Work to complete
Work out how many lines in the entries below include the word "ffffff". Give nothing but the number.

Records for this task
※
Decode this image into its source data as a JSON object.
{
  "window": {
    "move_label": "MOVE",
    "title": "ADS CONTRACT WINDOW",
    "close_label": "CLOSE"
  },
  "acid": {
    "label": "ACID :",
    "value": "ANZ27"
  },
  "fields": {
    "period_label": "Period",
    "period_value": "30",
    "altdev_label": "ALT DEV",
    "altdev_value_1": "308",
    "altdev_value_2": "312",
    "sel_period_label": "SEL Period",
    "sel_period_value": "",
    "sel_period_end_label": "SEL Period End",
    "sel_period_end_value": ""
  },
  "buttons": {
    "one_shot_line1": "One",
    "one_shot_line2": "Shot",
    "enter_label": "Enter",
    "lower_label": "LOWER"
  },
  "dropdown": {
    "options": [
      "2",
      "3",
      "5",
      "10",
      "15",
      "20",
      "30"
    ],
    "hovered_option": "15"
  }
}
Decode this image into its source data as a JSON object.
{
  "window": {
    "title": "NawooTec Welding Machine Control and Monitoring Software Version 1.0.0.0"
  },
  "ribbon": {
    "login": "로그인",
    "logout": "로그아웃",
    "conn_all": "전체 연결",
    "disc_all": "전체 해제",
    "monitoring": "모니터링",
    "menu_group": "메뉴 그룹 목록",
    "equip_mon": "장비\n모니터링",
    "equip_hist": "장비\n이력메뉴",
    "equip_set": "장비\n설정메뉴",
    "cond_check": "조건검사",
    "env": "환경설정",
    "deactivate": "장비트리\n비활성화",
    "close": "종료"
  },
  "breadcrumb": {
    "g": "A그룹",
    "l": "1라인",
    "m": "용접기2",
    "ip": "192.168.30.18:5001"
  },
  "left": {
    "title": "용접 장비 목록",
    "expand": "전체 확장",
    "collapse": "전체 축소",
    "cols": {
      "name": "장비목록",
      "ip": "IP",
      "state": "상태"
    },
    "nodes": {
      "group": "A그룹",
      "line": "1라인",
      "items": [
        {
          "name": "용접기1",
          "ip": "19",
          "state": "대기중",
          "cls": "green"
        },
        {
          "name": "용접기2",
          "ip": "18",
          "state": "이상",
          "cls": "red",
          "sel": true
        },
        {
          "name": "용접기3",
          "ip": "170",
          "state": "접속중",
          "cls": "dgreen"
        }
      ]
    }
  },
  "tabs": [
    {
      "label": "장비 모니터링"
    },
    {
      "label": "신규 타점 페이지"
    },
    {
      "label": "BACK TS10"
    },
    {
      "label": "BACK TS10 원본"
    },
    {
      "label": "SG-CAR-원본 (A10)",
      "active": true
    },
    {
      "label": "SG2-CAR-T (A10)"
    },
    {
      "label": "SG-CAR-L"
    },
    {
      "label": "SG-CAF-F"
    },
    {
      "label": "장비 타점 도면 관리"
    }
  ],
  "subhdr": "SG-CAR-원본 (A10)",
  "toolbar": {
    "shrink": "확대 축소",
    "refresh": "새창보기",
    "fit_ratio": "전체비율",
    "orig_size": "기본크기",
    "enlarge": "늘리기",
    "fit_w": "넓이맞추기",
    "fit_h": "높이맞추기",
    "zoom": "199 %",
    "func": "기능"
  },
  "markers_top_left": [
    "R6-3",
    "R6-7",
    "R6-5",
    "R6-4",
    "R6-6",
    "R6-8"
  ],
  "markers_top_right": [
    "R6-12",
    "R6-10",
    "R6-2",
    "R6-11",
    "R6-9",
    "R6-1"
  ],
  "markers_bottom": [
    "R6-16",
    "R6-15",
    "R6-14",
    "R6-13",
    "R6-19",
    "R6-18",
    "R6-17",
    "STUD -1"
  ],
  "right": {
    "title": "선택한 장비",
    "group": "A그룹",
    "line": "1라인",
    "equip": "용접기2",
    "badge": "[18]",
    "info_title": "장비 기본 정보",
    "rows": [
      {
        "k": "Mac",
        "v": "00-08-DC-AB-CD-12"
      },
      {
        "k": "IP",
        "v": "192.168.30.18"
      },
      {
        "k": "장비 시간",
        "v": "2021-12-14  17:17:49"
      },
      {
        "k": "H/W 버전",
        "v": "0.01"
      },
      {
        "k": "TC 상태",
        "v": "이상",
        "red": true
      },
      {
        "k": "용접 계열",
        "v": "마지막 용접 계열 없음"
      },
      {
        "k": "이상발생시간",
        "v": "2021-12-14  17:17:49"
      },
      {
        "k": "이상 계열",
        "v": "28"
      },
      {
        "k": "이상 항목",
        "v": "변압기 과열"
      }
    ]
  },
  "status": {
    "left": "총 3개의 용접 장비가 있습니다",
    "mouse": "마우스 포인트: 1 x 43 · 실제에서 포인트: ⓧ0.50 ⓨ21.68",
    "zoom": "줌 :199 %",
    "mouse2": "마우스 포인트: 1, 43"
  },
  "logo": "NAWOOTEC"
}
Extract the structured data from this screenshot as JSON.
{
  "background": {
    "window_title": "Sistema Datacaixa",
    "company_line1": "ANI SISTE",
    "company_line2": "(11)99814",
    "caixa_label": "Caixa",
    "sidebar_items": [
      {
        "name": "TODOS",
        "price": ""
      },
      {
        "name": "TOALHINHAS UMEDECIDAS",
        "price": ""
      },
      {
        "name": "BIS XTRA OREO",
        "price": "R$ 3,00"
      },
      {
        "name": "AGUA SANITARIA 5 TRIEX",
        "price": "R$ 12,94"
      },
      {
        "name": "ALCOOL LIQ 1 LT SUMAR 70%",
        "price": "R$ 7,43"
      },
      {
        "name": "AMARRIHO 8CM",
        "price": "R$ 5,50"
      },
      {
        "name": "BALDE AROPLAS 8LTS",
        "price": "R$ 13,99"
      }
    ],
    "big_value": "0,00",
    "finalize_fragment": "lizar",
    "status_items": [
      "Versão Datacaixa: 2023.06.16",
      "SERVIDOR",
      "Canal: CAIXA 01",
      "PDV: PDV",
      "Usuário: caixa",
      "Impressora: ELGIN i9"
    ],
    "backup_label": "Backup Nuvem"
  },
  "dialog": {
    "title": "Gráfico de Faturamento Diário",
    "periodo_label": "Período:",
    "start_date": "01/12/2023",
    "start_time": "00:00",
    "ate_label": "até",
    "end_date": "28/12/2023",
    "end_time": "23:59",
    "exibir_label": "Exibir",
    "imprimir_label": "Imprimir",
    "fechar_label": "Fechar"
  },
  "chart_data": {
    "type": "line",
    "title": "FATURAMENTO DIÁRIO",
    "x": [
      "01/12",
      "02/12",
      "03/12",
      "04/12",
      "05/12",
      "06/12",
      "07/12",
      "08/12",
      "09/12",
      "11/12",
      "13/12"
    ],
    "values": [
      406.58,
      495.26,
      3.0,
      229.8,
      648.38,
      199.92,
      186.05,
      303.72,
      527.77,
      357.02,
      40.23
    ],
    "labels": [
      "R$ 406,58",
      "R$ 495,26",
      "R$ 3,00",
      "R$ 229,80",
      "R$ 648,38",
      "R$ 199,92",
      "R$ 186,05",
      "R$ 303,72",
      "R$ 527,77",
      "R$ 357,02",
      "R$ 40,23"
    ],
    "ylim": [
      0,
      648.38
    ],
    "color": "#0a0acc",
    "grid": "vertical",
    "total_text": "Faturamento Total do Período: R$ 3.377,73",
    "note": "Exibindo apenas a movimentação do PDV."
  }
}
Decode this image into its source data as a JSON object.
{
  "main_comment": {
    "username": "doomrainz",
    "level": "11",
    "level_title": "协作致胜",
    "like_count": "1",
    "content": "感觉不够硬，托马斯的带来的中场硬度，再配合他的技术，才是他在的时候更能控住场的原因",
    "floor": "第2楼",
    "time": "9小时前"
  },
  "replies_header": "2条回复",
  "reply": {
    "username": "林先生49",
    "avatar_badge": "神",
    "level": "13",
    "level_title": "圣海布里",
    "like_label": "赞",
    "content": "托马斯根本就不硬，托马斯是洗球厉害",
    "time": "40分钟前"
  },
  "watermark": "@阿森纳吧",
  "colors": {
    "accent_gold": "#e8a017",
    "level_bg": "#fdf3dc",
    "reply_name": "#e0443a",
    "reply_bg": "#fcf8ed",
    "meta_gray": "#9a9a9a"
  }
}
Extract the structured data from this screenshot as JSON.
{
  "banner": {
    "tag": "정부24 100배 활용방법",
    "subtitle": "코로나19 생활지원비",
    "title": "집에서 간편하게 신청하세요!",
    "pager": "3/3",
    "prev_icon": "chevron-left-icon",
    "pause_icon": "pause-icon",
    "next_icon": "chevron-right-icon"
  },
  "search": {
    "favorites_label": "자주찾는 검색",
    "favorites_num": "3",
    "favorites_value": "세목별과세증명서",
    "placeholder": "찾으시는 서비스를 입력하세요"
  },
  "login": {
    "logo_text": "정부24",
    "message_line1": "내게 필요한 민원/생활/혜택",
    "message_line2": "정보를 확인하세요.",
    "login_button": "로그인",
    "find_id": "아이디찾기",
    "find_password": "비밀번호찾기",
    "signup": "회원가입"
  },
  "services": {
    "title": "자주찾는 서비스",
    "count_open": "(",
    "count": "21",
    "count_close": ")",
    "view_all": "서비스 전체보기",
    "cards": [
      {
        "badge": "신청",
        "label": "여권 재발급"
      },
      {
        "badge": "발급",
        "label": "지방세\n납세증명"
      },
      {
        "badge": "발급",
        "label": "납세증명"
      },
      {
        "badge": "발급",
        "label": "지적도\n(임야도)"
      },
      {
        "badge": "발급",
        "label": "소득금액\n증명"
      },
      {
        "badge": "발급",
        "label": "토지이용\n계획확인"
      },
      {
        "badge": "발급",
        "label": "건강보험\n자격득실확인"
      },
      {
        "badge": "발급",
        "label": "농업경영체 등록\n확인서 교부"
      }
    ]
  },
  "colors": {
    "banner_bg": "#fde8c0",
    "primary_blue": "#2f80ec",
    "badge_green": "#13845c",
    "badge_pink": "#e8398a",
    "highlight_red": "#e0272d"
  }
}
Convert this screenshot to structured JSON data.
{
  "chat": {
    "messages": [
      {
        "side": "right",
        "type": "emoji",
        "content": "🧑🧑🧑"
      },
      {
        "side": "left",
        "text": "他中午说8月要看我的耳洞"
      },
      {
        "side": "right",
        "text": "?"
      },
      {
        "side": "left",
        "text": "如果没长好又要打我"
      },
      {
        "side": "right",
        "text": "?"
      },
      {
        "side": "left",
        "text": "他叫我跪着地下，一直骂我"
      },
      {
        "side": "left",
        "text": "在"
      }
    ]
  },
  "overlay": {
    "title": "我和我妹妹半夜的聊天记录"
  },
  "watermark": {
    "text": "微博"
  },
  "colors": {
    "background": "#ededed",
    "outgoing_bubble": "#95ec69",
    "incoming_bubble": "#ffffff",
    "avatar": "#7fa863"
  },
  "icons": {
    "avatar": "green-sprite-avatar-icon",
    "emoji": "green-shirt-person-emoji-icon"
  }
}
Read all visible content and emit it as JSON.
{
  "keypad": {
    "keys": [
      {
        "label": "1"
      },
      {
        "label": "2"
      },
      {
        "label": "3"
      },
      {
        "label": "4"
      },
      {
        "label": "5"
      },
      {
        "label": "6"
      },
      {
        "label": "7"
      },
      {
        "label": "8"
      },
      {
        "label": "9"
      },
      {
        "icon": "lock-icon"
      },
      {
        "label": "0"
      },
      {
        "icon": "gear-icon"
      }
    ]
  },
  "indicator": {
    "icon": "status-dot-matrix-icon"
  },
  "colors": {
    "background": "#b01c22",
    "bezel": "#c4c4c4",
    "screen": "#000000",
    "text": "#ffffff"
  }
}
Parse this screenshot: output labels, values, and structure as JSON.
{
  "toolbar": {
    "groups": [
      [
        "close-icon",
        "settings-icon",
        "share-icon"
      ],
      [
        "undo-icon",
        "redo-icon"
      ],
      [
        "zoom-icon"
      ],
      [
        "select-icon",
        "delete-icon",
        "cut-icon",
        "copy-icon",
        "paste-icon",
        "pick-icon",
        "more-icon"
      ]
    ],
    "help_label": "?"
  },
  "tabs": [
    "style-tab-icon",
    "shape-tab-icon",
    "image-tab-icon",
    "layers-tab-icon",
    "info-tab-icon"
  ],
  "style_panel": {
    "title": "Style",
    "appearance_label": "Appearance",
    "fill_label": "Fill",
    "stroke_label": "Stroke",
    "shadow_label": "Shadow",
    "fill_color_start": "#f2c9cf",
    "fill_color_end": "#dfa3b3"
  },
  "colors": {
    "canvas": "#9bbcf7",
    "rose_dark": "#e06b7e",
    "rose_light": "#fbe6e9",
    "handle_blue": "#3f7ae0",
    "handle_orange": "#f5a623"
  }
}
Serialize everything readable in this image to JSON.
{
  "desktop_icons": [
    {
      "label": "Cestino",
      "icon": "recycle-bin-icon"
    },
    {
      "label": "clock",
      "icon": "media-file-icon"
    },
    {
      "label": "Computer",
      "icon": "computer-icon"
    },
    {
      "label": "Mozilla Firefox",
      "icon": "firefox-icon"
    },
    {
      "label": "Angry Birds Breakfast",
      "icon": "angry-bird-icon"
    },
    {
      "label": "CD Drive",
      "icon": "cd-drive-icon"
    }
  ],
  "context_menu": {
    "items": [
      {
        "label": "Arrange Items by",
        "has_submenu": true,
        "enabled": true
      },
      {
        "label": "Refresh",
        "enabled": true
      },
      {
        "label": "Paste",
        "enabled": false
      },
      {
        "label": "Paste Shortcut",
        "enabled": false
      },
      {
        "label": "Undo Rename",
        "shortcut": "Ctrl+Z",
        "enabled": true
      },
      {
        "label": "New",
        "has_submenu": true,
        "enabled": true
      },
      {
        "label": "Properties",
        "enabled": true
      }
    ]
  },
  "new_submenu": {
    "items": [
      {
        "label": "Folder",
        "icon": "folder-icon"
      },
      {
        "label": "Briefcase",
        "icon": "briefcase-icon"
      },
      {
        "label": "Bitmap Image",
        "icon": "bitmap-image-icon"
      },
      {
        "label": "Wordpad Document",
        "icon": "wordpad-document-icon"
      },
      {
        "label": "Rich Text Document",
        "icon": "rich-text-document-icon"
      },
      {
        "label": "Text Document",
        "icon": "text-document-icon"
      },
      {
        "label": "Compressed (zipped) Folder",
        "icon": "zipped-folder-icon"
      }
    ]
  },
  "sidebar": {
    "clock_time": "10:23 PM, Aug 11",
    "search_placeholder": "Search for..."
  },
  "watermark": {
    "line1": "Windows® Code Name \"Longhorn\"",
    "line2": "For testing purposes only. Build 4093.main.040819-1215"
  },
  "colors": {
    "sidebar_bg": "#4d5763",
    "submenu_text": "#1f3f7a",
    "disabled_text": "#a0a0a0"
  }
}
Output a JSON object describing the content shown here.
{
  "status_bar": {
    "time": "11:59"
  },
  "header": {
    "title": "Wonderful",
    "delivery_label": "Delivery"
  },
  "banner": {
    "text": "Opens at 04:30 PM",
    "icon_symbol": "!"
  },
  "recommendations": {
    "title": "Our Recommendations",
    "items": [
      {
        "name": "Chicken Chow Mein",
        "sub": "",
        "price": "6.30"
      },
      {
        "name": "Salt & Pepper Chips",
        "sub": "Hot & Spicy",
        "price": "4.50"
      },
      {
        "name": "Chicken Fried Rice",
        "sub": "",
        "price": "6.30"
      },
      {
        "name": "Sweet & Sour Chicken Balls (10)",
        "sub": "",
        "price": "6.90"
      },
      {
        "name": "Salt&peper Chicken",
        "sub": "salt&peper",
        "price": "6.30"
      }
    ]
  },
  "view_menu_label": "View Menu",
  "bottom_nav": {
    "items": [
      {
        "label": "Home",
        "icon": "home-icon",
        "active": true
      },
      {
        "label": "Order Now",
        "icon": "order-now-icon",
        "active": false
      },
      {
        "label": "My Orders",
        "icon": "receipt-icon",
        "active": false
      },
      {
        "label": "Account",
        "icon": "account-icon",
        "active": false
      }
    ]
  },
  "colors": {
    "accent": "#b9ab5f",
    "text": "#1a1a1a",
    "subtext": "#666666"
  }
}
※
Written response
2